**Required task:**
Write out all lines holding the word "title".

**Data rows:**
[START]
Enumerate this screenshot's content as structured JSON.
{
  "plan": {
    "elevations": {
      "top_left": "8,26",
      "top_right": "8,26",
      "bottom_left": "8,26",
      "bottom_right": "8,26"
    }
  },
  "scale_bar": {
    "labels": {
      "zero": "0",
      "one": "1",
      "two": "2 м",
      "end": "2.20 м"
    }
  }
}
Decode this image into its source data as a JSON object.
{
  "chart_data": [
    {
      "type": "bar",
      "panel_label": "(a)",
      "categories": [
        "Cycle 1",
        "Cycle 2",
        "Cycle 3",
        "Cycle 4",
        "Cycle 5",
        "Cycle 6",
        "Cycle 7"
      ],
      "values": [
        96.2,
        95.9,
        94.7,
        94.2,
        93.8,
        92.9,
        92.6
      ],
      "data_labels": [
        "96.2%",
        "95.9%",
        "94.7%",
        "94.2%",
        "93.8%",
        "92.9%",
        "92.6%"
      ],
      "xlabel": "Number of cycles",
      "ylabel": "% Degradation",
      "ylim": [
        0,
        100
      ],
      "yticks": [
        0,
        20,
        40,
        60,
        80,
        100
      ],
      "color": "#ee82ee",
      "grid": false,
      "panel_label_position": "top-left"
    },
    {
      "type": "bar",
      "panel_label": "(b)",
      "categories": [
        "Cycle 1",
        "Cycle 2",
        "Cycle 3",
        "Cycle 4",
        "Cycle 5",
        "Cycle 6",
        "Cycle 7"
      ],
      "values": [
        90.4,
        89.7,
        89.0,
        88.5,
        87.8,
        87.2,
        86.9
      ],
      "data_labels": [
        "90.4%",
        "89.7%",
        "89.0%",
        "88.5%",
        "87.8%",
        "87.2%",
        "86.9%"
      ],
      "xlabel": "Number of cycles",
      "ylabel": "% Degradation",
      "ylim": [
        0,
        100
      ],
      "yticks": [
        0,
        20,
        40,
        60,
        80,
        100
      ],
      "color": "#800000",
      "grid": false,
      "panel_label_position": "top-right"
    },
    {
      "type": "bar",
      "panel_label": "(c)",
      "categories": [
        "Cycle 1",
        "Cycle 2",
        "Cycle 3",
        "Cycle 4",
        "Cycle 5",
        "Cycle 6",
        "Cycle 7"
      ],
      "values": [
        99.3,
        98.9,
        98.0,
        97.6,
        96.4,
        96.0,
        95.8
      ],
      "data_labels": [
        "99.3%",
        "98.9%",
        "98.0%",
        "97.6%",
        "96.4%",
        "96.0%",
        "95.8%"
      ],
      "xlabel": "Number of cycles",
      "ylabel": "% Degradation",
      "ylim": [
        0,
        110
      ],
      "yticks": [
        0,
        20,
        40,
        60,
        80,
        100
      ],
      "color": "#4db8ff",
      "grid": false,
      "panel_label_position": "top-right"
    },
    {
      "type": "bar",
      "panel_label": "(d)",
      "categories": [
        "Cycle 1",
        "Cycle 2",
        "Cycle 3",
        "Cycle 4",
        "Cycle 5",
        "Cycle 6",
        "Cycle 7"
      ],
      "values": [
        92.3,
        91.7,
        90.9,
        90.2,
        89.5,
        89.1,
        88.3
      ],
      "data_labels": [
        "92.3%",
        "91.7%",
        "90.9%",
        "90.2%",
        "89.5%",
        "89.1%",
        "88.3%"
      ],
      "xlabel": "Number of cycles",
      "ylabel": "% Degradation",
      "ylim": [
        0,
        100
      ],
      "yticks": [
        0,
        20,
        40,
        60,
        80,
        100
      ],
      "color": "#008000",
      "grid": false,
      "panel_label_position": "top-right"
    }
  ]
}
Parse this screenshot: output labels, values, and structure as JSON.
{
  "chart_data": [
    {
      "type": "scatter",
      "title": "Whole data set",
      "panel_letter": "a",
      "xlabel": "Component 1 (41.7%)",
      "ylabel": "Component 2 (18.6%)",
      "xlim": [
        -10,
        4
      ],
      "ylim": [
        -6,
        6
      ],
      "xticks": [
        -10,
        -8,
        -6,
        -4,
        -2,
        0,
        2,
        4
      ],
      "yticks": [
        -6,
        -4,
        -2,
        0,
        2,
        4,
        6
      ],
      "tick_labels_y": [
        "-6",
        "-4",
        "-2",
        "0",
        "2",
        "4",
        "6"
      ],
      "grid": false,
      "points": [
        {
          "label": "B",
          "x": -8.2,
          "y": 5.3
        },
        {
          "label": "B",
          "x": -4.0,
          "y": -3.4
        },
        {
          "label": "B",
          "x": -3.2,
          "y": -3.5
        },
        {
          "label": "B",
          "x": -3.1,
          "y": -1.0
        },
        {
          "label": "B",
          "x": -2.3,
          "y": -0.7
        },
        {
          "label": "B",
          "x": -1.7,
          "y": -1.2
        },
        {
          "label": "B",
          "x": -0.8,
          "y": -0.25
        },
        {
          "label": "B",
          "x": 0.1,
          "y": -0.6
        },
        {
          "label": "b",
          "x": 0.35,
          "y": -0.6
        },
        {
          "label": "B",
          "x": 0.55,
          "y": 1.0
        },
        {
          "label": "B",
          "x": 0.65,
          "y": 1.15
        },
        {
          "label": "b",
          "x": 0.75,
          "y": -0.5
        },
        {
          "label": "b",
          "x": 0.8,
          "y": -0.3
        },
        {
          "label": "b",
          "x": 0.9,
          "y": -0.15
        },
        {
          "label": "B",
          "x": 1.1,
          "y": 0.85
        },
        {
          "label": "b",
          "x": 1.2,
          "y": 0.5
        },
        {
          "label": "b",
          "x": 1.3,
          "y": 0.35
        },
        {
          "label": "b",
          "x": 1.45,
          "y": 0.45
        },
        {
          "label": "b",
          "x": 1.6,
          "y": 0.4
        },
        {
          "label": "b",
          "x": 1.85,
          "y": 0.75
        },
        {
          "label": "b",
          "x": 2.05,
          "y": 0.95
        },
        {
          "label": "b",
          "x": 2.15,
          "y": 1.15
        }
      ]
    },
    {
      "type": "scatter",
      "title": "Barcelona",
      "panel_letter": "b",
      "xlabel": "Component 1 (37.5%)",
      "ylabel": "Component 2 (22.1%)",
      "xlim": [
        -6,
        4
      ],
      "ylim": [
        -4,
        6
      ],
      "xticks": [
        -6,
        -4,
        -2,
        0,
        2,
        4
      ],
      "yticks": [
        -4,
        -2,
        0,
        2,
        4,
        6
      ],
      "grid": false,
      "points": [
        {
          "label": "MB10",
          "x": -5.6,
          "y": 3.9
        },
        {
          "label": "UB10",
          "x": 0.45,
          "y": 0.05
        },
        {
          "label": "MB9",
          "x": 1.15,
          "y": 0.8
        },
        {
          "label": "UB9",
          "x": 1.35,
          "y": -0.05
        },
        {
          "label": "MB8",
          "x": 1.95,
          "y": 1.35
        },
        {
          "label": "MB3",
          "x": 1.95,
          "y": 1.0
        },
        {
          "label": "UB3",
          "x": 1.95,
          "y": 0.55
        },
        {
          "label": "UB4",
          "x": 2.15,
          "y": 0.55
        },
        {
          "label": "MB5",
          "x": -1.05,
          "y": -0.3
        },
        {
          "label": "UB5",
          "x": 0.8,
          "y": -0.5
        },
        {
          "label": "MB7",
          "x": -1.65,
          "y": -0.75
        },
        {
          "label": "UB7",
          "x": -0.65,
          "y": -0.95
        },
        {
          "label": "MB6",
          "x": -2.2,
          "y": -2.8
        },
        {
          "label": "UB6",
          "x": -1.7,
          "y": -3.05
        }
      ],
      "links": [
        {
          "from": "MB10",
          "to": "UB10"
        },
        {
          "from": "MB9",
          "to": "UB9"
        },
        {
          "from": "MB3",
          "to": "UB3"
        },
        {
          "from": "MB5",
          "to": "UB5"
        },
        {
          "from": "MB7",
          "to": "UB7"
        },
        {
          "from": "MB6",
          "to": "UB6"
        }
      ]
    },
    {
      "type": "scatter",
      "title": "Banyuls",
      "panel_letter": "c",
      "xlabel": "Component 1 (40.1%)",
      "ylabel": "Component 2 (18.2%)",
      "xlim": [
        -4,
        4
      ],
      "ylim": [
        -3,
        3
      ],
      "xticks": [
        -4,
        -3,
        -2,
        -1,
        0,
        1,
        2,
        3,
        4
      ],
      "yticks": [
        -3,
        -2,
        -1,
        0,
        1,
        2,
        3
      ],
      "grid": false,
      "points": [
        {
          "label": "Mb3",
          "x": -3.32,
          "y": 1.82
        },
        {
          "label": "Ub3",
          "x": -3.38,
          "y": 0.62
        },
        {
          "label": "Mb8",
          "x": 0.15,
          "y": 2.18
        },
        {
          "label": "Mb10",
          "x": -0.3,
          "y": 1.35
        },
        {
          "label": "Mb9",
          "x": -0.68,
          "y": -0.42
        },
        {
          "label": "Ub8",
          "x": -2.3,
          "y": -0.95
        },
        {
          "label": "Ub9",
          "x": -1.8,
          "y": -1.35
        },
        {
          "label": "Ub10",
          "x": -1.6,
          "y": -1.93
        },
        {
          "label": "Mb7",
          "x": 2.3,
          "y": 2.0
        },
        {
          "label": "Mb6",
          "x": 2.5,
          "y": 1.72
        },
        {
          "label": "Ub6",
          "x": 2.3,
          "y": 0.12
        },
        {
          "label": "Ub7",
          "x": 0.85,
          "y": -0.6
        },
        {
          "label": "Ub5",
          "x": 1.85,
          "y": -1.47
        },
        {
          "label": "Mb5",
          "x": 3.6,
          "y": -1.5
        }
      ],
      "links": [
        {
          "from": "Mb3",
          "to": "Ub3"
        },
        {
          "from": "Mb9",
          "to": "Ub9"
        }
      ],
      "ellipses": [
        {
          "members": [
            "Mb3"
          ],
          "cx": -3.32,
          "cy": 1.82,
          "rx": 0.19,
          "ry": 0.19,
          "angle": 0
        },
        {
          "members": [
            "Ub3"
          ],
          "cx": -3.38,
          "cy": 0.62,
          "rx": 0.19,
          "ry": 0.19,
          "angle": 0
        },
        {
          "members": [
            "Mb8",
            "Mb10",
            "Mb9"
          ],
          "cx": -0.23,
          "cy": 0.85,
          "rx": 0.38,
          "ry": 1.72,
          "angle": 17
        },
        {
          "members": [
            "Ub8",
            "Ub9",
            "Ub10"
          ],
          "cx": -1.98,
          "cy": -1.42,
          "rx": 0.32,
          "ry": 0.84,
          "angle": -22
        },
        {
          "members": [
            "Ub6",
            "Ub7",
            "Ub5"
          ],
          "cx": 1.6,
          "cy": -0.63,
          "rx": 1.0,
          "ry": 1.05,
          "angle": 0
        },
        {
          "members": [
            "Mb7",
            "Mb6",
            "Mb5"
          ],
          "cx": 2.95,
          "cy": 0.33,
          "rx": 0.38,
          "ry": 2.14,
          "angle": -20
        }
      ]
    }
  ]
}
[END]
**Answer to the problem:**
      "title": "Whole data set",
      "title": "Barcelona",
      "title": "Banyuls",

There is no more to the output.